── RECORDS FOR THIS EXERCISE
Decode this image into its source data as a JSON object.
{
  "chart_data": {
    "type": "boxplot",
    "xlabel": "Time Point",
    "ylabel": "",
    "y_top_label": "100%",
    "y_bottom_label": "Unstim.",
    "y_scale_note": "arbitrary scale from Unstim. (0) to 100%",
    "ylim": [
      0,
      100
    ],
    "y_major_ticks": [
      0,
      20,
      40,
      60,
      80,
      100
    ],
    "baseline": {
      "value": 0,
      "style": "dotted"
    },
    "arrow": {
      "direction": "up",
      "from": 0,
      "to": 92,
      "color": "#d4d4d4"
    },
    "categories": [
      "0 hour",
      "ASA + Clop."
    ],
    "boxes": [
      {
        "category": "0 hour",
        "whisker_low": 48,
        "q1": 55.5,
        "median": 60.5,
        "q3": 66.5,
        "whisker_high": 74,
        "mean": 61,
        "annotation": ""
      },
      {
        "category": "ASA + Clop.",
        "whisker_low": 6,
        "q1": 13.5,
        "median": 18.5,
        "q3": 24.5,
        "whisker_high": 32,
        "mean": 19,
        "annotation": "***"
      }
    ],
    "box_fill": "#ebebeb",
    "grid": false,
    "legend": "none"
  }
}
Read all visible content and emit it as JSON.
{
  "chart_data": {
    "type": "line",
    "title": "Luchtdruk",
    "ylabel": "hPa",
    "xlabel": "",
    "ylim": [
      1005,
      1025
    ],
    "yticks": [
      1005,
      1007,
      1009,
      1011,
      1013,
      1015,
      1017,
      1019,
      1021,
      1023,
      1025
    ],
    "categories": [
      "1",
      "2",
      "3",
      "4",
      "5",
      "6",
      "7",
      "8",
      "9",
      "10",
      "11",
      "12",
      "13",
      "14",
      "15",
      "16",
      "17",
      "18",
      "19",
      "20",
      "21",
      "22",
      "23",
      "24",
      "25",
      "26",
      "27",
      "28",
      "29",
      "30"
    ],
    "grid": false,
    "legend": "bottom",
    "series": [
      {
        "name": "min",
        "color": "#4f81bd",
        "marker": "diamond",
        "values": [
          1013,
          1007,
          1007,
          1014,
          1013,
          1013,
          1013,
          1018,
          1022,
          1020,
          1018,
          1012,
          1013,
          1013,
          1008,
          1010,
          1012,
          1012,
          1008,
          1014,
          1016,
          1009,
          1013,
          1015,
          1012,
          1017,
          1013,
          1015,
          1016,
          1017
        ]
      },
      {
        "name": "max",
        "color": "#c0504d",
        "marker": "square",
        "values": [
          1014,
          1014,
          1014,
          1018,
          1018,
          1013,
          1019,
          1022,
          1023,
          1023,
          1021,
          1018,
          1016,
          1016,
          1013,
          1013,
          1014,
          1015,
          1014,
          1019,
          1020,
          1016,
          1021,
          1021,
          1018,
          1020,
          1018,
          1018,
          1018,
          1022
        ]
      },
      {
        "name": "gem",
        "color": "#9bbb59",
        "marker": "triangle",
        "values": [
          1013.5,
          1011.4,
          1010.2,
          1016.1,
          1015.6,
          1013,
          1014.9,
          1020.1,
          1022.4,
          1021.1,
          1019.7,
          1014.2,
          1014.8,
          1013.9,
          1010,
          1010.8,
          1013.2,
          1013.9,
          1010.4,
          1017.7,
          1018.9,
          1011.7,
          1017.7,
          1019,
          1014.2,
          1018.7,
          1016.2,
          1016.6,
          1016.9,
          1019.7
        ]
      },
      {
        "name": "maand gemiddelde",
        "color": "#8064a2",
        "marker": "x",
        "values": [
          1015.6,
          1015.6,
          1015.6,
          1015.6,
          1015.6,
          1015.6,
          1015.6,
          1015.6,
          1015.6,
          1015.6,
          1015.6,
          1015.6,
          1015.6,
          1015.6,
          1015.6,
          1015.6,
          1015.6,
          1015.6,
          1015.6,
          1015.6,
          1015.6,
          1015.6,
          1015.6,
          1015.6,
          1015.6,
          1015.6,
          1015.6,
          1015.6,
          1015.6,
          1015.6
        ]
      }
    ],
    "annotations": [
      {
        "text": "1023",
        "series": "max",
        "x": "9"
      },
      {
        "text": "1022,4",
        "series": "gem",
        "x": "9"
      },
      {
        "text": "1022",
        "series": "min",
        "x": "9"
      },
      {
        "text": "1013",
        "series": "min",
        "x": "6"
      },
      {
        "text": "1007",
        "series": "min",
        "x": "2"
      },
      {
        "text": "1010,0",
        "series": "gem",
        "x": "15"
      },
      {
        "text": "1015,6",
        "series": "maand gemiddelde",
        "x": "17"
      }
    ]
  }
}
────
REQUIREMENT: Which lines contain the word "marker"? Copy each of them.

WRITTEN RESPONSE:
        "marker": "diamond",
        "marker": "square",
        "marker": "triangle",
        "marker": "x",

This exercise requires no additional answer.